Print the records below exactly as they appear.

Entries from a dataset:
========================================

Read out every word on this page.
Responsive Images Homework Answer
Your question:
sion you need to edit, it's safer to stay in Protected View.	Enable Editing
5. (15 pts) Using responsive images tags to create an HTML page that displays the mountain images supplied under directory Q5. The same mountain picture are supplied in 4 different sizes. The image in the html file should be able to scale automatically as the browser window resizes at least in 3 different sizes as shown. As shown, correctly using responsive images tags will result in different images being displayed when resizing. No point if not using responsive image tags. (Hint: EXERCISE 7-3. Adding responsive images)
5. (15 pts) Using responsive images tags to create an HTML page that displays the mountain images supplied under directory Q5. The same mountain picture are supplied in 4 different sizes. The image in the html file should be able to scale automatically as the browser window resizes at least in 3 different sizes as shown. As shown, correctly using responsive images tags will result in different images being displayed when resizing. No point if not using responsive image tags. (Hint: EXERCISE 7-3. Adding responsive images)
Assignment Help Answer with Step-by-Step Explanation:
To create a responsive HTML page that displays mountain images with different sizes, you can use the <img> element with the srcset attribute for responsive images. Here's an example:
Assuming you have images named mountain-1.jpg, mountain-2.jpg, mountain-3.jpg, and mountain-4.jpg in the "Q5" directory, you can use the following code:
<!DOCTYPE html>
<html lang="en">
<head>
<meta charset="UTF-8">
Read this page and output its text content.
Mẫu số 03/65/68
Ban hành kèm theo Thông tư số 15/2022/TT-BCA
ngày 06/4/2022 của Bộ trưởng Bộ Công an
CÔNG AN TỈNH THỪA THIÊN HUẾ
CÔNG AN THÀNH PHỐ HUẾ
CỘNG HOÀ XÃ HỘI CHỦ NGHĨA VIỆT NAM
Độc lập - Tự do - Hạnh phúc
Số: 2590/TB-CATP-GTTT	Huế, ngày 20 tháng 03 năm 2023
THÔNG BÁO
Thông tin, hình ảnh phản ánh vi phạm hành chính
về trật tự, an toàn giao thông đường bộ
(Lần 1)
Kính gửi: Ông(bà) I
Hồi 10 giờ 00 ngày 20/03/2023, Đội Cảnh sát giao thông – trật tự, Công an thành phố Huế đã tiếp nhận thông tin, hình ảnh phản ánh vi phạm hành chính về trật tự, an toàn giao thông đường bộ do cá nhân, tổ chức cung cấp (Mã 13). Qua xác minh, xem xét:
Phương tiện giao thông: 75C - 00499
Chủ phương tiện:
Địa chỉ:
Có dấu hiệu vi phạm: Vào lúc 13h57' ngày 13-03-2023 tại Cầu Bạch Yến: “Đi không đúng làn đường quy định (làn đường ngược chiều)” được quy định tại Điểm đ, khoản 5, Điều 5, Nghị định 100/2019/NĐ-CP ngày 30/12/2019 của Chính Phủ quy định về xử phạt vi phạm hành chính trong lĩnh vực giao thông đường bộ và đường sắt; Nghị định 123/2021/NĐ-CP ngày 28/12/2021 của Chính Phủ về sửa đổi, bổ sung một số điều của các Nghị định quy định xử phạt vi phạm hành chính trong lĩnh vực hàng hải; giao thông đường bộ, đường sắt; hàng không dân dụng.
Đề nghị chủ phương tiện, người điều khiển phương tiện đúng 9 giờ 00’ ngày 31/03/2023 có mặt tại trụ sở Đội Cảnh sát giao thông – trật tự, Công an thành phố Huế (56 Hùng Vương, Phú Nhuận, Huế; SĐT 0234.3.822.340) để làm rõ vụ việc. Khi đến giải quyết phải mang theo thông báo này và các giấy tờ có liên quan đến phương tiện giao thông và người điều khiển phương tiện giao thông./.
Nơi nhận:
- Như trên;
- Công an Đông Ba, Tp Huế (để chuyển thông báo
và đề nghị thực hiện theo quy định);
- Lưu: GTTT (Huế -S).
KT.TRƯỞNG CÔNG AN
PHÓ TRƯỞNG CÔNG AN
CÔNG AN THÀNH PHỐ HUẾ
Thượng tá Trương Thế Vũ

========================================

**Completed exercise:**
Read out every word on this page.
Responsive Images Homework Answer
Your question:
sion you need to edit, it's safer to stay in Protected View.	Enable Editing
5. (15 pts) Using responsive images tags to create an HTML page that displays the mountain images supplied under directory Q5. The same mountain picture are supplied in 4 different sizes. The image in the html file should be able to scale automatically as the browser window resizes at least in 3 different sizes as shown. As shown, correctly using responsive images tags will result in different images being displayed when resizing. No point if not using responsive image tags. (Hint: EXERCISE 7-3. Adding responsive images)
5. (15 pts) Using responsive images tags to create an HTML page that displays the mountain images supplied under directory Q5. The same mountain picture are supplied in 4 different sizes. The image in the html file should be able to scale automatically as the browser window resizes at least in 3 different sizes as shown. As shown, correctly using responsive images tags will result in different images being displayed when resizing. No point if not using responsive image tags. (Hint: EXERCISE 7-3. Adding responsive images)
Assignment Help Answer with Step-by-Step Explanation:
To create a responsive HTML page that displays mountain images with different sizes, you can use the <img> element with the srcset attribute for responsive images. Here's an example:
Assuming you have images named mountain-1.jpg, mountain-2.jpg, mountain-3.jpg, and mountain-4.jpg in the "Q5" directory, you can use the following code:
<!DOCTYPE html>
<html lang="en">
<head>
<meta charset="UTF-8">
Read this page and output its text content.
Mẫu số 03/65/68
Ban hành kèm theo Thông tư số 15/2022/TT-BCA
ngày 06/4/2022 của Bộ trưởng Bộ Công an
CÔNG AN TỈNH THỪA THIÊN HUẾ
CÔNG AN THÀNH PHỐ HUẾ
CỘNG HOÀ XÃ HỘI CHỦ NGHĨA VIỆT NAM
Độc lập - Tự do - Hạnh phúc
Số: 2590/TB-CATP-GTTT	Huế, ngày 20 tháng 03 năm 2023
THÔNG BÁO
Thông tin, hình ảnh phản ánh vi phạm hành chính
về trật tự, an toàn giao thông đường bộ
(Lần 1)
Kính gửi: Ông(bà) I
Hồi 10 giờ 00 ngày 20/03/2023, Đội Cảnh sát giao thông – trật tự, Công an thành phố Huế đã tiếp nhận thông tin, hình ảnh phản ánh vi phạm hành chính về trật tự, an toàn giao thông đường bộ do cá nhân, tổ chức cung cấp (Mã 13). Qua xác minh, xem xét:
Phương tiện giao thông: 75C - 00499
Chủ phương tiện:
Địa chỉ:
Có dấu hiệu vi phạm: Vào lúc 13h57' ngày 13-03-2023 tại Cầu Bạch Yến: “Đi không đúng làn đường quy định (làn đường ngược chiều)” được quy định tại Điểm đ, khoản 5, Điều 5, Nghị định 100/2019/NĐ-CP ngày 30/12/2019 của Chính Phủ quy định về xử phạt vi phạm hành chính trong lĩnh vực giao thông đường bộ và đường sắt; Nghị định 123/2021/NĐ-CP ngày 28/12/2021 của Chính Phủ về sửa đổi, bổ sung một số điều của các Nghị định quy định xử phạt vi phạm hành chính trong lĩnh vực hàng hải; giao thông đường bộ, đường sắt; hàng không dân dụng.
Đề nghị chủ phương tiện, người điều khiển phương tiện đúng 9 giờ 00’ ngày 31/03/2023 có mặt tại trụ sở Đội Cảnh sát giao thông – trật tự, Công an thành phố Huế (56 Hùng Vương, Phú Nhuận, Huế; SĐT 0234.3.822.340) để làm rõ vụ việc. Khi đến giải quyết phải mang theo thông báo này và các giấy tờ có liên quan đến phương tiện giao thông và người điều khiển phương tiện giao thông./.
Nơi nhận:
- Như trên;
- Công an Đông Ba, Tp Huế (để chuyển thông báo
và đề nghị thực hiện theo quy định);
- Lưu: GTTT (Huế -S).
KT.TRƯỞNG CÔNG AN
PHÓ TRƯỞNG CÔNG AN
CÔNG AN THÀNH PHỐ HUẾ
Thượng tá Trương Thế Vũ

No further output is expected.